City Commission approves providing additional lot in Lawrence VenturePark to manufacturing plant

photo by: Journal-World File Photo

U.S. Engineering has plans to build a manufacturing plant in Lawrence's VenturePark.

Updated at 9:30 p.m. Tuesday

City leaders have approved an expansion of the multimillion-dollar incentives package for a manufacturing plant that plans to bring 140 jobs to Lawrence over the next five years.

As part of its meeting Tuesday, the Lawrence City Commission voted unanimously to provide an additional free lot at Lawrence VenturePark to Kansas City, Mo.-based U.S. Engineering Metalworks and to make a change to previously approved industrial revenue bonds. The change to the bonds will allow the company to pursue tax-exempt bond financing. The total value of the incentives package is now $3.2 million, according to a city staff memo to the commission.

The commission previously approved incentives for the project last year under the city’s Catalyst Program, which incentivizes industrial development, and commissioners continued to voice their support for the project on Tuesday.

“I think it continues to be a great project, and I’m really looking forward to having this company become a part of Lawrence,” Commissioner Lisa Larsen said. “I appreciate their work.”

The additional lot is being provided in part because the company is now planning to build a significantly bigger plant — a 154,000-square-foot facility instead of a 100,000-square-foot one, according to the memo. The additional lot also resolves issues encountered with required access points to the site.

The larger building will not affect the jobs schedule for the project, which initially called for the 100,000-square-foot facility with plans for a future expansion.

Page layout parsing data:

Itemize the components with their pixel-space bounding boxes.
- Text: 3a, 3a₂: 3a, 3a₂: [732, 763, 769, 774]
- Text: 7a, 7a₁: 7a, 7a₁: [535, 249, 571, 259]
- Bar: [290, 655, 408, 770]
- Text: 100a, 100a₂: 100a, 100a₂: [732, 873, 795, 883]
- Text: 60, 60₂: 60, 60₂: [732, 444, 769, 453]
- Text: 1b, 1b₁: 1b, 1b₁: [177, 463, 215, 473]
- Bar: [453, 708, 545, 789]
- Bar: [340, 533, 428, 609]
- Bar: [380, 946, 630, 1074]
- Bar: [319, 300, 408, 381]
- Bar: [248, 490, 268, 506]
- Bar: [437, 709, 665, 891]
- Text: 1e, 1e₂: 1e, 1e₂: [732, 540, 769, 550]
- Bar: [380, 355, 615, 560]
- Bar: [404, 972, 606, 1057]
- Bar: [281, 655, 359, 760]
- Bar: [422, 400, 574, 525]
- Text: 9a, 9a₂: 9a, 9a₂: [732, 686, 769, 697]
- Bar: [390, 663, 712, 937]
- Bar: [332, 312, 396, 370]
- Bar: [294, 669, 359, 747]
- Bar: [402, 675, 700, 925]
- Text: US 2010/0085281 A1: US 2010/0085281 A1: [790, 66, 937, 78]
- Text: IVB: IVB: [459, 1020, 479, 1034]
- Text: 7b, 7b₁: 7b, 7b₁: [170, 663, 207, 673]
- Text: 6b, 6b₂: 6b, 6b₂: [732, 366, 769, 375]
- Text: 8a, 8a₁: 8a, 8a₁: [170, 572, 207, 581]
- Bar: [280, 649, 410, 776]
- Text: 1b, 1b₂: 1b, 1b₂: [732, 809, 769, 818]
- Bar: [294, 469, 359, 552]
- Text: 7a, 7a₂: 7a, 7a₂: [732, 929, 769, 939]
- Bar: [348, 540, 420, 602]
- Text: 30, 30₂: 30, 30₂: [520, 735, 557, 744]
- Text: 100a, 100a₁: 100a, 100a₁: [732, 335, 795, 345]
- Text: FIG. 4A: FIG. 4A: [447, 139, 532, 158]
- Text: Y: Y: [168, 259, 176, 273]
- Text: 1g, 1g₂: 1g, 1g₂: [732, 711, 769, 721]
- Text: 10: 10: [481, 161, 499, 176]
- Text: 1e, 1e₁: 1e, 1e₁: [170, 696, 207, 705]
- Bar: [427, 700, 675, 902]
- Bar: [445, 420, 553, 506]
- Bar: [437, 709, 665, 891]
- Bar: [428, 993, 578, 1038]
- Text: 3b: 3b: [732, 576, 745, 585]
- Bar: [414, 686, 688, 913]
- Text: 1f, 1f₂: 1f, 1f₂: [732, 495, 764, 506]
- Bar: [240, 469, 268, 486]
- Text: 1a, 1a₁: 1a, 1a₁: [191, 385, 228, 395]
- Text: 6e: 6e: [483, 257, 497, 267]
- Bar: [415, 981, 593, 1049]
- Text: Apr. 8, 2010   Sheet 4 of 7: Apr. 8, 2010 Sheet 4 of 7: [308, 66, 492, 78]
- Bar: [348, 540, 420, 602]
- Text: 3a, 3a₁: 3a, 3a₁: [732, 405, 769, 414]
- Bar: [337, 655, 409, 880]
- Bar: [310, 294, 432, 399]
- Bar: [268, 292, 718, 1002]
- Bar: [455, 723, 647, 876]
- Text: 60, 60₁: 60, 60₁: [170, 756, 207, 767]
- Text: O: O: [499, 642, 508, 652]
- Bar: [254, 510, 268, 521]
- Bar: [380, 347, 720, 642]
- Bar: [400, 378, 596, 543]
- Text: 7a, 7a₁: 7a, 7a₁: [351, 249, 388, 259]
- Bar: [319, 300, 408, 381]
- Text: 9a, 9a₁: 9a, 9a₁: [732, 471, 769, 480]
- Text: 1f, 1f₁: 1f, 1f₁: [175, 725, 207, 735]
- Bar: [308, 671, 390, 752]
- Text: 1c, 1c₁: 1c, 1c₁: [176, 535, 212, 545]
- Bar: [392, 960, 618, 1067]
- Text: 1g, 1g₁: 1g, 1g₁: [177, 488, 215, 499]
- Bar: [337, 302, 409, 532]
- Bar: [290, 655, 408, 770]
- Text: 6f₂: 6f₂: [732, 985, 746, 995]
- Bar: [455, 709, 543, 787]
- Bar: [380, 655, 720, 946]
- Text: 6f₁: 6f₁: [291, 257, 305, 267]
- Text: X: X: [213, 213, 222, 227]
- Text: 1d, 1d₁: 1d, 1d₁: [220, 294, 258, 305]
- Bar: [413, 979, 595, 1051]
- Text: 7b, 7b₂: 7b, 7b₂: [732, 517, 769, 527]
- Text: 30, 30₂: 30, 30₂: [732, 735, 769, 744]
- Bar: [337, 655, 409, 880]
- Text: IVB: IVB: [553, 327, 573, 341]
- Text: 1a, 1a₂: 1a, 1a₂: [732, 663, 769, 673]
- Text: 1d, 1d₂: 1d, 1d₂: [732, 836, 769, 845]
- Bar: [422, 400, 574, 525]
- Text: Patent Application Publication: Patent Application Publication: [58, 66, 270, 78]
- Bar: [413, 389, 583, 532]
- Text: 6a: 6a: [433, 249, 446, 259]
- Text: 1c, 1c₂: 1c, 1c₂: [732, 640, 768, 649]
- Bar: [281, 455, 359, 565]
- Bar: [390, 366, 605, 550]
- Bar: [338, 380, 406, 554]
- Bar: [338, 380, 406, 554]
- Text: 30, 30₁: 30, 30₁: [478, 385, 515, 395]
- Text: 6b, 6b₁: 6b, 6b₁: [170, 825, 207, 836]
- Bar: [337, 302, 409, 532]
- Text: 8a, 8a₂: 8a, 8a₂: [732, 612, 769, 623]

▶ [Activity list]:
1. Condense the paragraph of the article on the U.S. Engineering plant that begins "As part of its meeting Tuesday" into a short bulleted list that keeps its main facts.
2. Reproduce the passage of the article on the U.S. Engineering plant starting with "City Commission approves" and going on through "in Lawrence's VenturePark.".

▶ [Results for the exercise]:
1.
- The Lawrence City Commission voted unanimously on Tuesday to give Kansas City, Mo.-based U.S. Engineering Metalworks an additional free lot at Lawrence VenturePark.
- It also changed previously approved industrial revenue bonds so the company can pursue tax-exempt bond financing.
- According to a city staff memo, the incentives package is now worth $3.2 million in total.

2.
City Commission approves providing additional lot in Lawrence VenturePark to manufacturing plant

photo by: Journal-World File Photo

U.S. Engineering has plans to build a manufacturing plant in Lawrence's VenturePark.